* START Extracted entries *

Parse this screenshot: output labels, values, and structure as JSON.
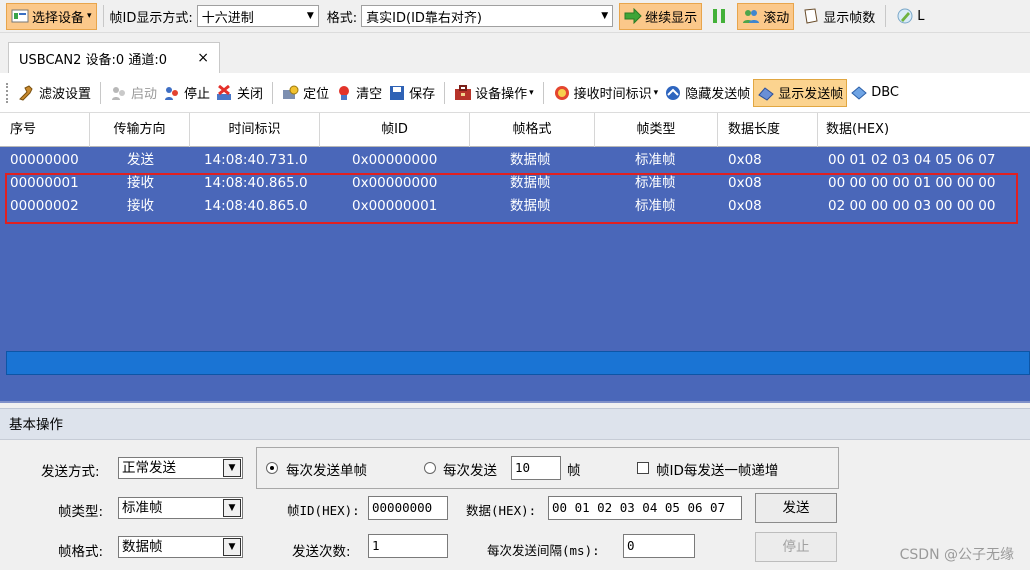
{
  "toolbar1": {
    "select_device": "选择设备",
    "frame_id_mode_label": "帧ID显示方式:",
    "frame_id_mode_value": "十六进制",
    "format_label": "格式:",
    "format_value": "真实ID(ID靠右对齐)",
    "continue_display": "继续显示",
    "scroll": "滚动",
    "show_frame_count": "显示帧数",
    "truncated_last": "L"
  },
  "tab": {
    "label": "USBCAN2 设备:0 通道:0",
    "close": "×"
  },
  "toolbar2": {
    "filter_settings": "滤波设置",
    "start": "启动",
    "stop": "停止",
    "close": "关闭",
    "locate": "定位",
    "clear": "清空",
    "save": "保存",
    "device_ops": "设备操作",
    "rx_time_mark": "接收时间标识",
    "hide_sent_frames": "隐藏发送帧",
    "show_sent_frames": "显示发送帧",
    "dbc": "DBC"
  },
  "grid": {
    "columns": [
      "序号",
      "传输方向",
      "时间标识",
      "帧ID",
      "帧格式",
      "帧类型",
      "数据长度",
      "数据(HEX)"
    ],
    "rows": [
      [
        "00000000",
        "发送",
        "14:08:40.731.0",
        "0x00000000",
        "数据帧",
        "标准帧",
        "0x08",
        "00 01 02 03 04 05 06 07"
      ],
      [
        "00000001",
        "接收",
        "14:08:40.865.0",
        "0x00000000",
        "数据帧",
        "标准帧",
        "0x08",
        "00 00 00 00 01 00 00 00"
      ],
      [
        "00000002",
        "接收",
        "14:08:40.865.0",
        "0x00000001",
        "数据帧",
        "标准帧",
        "0x08",
        "02 00 00 00 03 00 00 00"
      ]
    ]
  },
  "panel": {
    "title": "基本操作",
    "send_mode_label": "发送方式:",
    "send_mode_value": "正常发送",
    "radio_single_label": "每次发送单帧",
    "radio_multi_label": "每次发送",
    "multi_count": "10",
    "multi_unit": "帧",
    "increment_label": "帧ID每发送一帧递增",
    "frame_type_label": "帧类型:",
    "frame_type_value": "标准帧",
    "frame_id_label": "帧ID(HEX):",
    "frame_id_value": "00000000",
    "data_label": "数据(HEX):",
    "data_value": "00 01 02 03 04 05 06 07",
    "send_button": "发送",
    "frame_format_label": "帧格式:",
    "frame_format_value": "数据帧",
    "send_count_label": "发送次数:",
    "send_count_value": "1",
    "interval_label": "每次发送间隔(ms):",
    "interval_value": "0",
    "stop_button": "停止"
  },
  "watermark": "CSDN @公子无缘"
}
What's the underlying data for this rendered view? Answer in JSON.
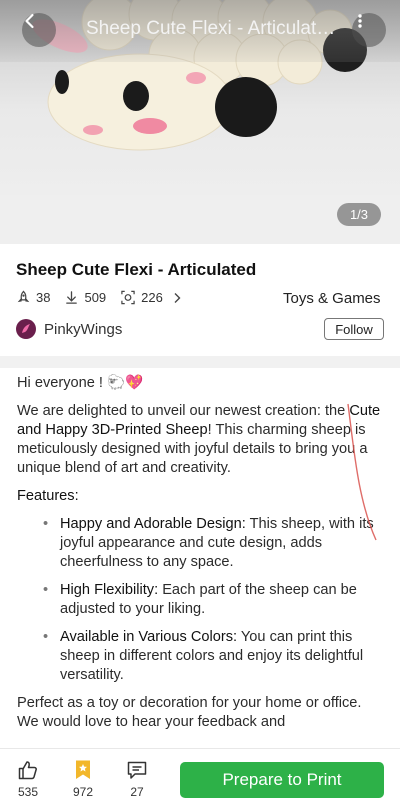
{
  "header": {
    "title": "Sheep Cute Flexi - Articulated",
    "page_indicator": "1/3"
  },
  "model": {
    "title": "Sheep Cute Flexi - Articulated",
    "boosts": "38",
    "downloads": "509",
    "makes": "226",
    "category": "Toys & Games"
  },
  "author": {
    "name": "PinkyWings",
    "follow_label": "Follow"
  },
  "description": {
    "greeting": "Hi everyone ! 🐑💖",
    "intro_start": "We are delighted to unveil our newest creation: the ",
    "intro_highlight": "Cute and Happy 3D-Printed Sheep",
    "intro_end": "! This charming sheep is meticulously designed with joyful details to bring you a unique blend of art and creativity.",
    "features_heading": "Features:",
    "features": [
      {
        "name": "Happy and Adorable Design:",
        "text": " This sheep, with its joyful appearance and cute design, adds cheerfulness to any space."
      },
      {
        "name": "High Flexibility:",
        "text": " Each part of the sheep can be adjusted to your liking."
      },
      {
        "name": "Available in Various Colors:",
        "text": " You can print this sheep in different colors and enjoy its delightful versatility."
      }
    ],
    "closing": "Perfect as a toy or decoration for your home or office. We would love to hear your feedback and"
  },
  "bottom_bar": {
    "likes": "535",
    "collections": "972",
    "comments": "27",
    "print_label": "Prepare to Print"
  },
  "colors": {
    "accent_green": "#2db148",
    "collect_yellow": "#f2b72b"
  }
}
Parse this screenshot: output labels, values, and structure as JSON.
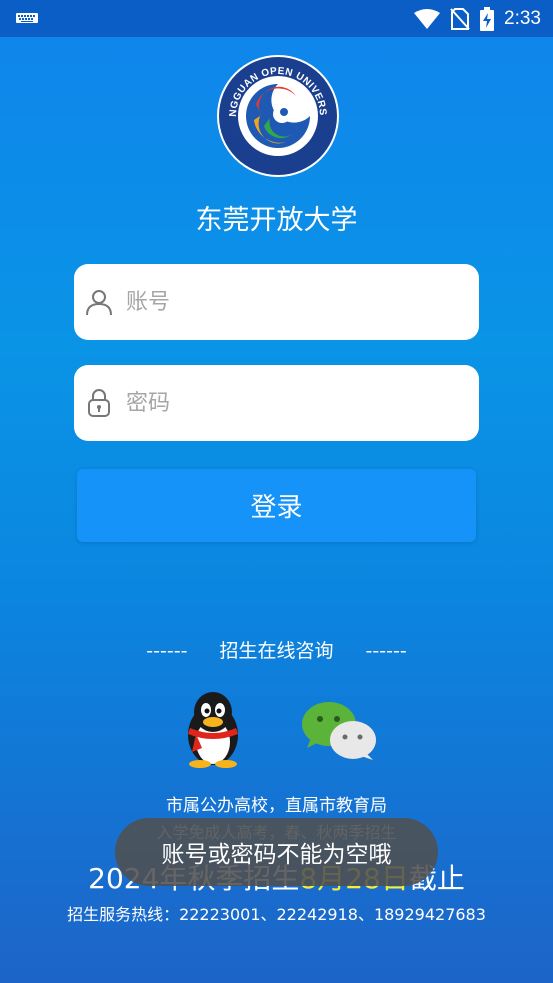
{
  "status_bar": {
    "time": "2:33",
    "icons": [
      "keyboard-icon",
      "wifi-icon",
      "no-sim-icon",
      "battery-charging-icon"
    ]
  },
  "logo": {
    "ring_text": "DONGGUAN OPEN UNIVERSITY",
    "bottom_text": "东莞开放大学"
  },
  "school_name": "东莞开放大学",
  "login": {
    "account_placeholder": "账号",
    "password_placeholder": "密码",
    "login_label": "登录"
  },
  "consult": {
    "dashes_left": "------",
    "title": "招生在线咨询",
    "dashes_right": "------",
    "qq_icon": "qq-penguin-icon",
    "wechat_icon": "wechat-icon"
  },
  "info": {
    "line1": "市属公办高校，直属市教育局",
    "line2": "入学免成人高考，春、秋两季招生",
    "line3_prefix": "2024年秋季招生",
    "line3_date": "8月28日",
    "line3_suffix": "截止",
    "hotline": "招生服务热线：22223001、22242918、18929427683"
  },
  "toast": "账号或密码不能为空哦",
  "colors": {
    "status_bar": "#0b5ec6",
    "background_top": "#0f84ec",
    "background_bottom": "#1d64c8",
    "login_button": "#1593f9",
    "highlight": "#f3ee3a"
  }
}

* END Extracted entries *

Task prompt: Copy out the records above in full, exactly as written, but not the pictures.

Answer for this exercise:
Parse this screenshot: output labels, values, and structure as JSON.
{
  "toolbar1": {
    "select_device": "选择设备",
    "frame_id_mode_label": "帧ID显示方式:",
    "frame_id_mode_value": "十六进制",
    "format_label": "格式:",
    "format_value": "真实ID(ID靠右对齐)",
    "continue_display": "继续显示",
    "scroll": "滚动",
    "show_frame_count": "显示帧数",
    "truncated_last": "L"
  },
  "tab": {
    "label": "USBCAN2 设备:0 通道:0",
    "close": "×"
  },
  "toolbar2": {
    "filter_settings": "滤波设置",
    "start": "启动",
    "stop": "停止",
    "close": "关闭",
    "locate": "定位",
    "clear": "清空",
    "save": "保存",
    "device_ops": "设备操作",
    "rx_time_mark": "接收时间标识",
    "hide_sent_frames": "隐藏发送帧",
    "show_sent_frames": "显示发送帧",
    "dbc": "DBC"
  },
  "grid": {
    "columns": [
      "序号",
      "传输方向",
      "时间标识",
      "帧ID",
      "帧格式",
      "帧类型",
      "数据长度",
      "数据(HEX)"
    ],
    "rows": [
      [
        "00000000",
        "发送",
        "14:08:40.731.0",
        "0x00000000",
        "数据帧",
        "标准帧",
        "0x08",
        "00 01 02 03 04 05 06 07"
      ],
      [
        "00000001",
        "接收",
        "14:08:40.865.0",
        "0x00000000",
        "数据帧",
        "标准帧",
        "0x08",
        "00 00 00 00 01 00 00 00"
      ],
      [
        "00000002",
        "接收",
        "14:08:40.865.0",
        "0x00000001",
        "数据帧",
        "标准帧",
        "0x08",
        "02 00 00 00 03 00 00 00"
      ]
    ]
  },
  "panel": {
    "title": "基本操作",
    "send_mode_label": "发送方式:",
    "send_mode_value": "正常发送",
    "radio_single_label": "每次发送单帧",
    "radio_multi_label": "每次发送",
    "multi_count": "10",
    "multi_unit": "帧",
    "increment_label": "帧ID每发送一帧递增",
    "frame_type_label": "帧类型:",
    "frame_type_value": "标准帧",
    "frame_id_label": "帧ID(HEX):",
    "frame_id_value": "00000000",
    "data_label": "数据(HEX):",
    "data_value": "00 01 02 03 04 05 06 07",
    "send_button": "发送",
    "frame_format_label": "帧格式:",
    "frame_format_value": "数据帧",
    "send_count_label": "发送次数:",
    "send_count_value": "1",
    "interval_label": "每次发送间隔(ms):",
    "interval_value": "0",
    "stop_button": "停止"
  },
  "watermark": "CSDN @公子无缘"
}
What's the underlying data for this rendered view? Answer in JSON.
{
  "header": {
    "title": "Sheep Cute Flexi - Articulated",
    "page_indicator": "1/3"
  },
  "model": {
    "title": "Sheep Cute Flexi - Articulated",
    "boosts": "38",
    "downloads": "509",
    "makes": "226",
    "category": "Toys & Games"
  },
  "author": {
    "name": "PinkyWings",
    "follow_label": "Follow"
  },
  "description": {
    "greeting": "Hi everyone ! 🐑💖",
    "intro_start": "We are delighted to unveil our newest creation: the ",
    "intro_highlight": "Cute and Happy 3D-Printed Sheep",
    "intro_end": "! This charming sheep is meticulously designed with joyful details to bring you a unique blend of art and creativity.",
    "features_heading": "Features:",
    "features": [
      {
        "name": "Happy and Adorable Design:",
        "text": " This sheep, with its joyful appearance and cute design, adds cheerfulness to any space."
      },
      {
        "name": "High Flexibility:",
        "text": " Each part of the sheep can be adjusted to your liking."
      },
      {
        "name": "Available in Various Colors:",
        "text": " You can print this sheep in different colors and enjoy its delightful versatility."
      }
    ],
    "closing": "Perfect as a toy or decoration for your home or office. We would love to hear your feedback and"
  },
  "bottom_bar": {
    "likes": "535",
    "collections": "972",
    "comments": "27",
    "print_label": "Prepare to Print"
  },
  "colors": {
    "accent_green": "#2db148",
    "collect_yellow": "#f2b72b"
  }
}
Parse this screenshot: output labels, values, and structure as JSON.
{
  "status_bar": {
    "time": "2:33",
    "icons": [
      "keyboard-icon",
      "wifi-icon",
      "no-sim-icon",
      "battery-charging-icon"
    ]
  },
  "logo": {
    "ring_text": "DONGGUAN OPEN UNIVERSITY",
    "bottom_text": "东莞开放大学"
  },
  "school_name": "东莞开放大学",
  "login": {
    "account_placeholder": "账号",
    "password_placeholder": "密码",
    "login_label": "登录"
  },
  "consult": {
    "dashes_left": "------",
    "title": "招生在线咨询",
    "dashes_right": "------",
    "qq_icon": "qq-penguin-icon",
    "wechat_icon": "wechat-icon"
  },
  "info": {
    "line1": "市属公办高校，直属市教育局",
    "line2": "入学免成人高考，春、秋两季招生",
    "line3_prefix": "2024年秋季招生",
    "line3_date": "8月28日",
    "line3_suffix": "截止",
    "hotline": "招生服务热线：22223001、22242918、18929427683"
  },
  "toast": "账号或密码不能为空哦",
  "colors": {
    "status_bar": "#0b5ec6",
    "background_top": "#0f84ec",
    "background_bottom": "#1d64c8",
    "login_button": "#1593f9",
    "highlight": "#f3ee3a"
  }
}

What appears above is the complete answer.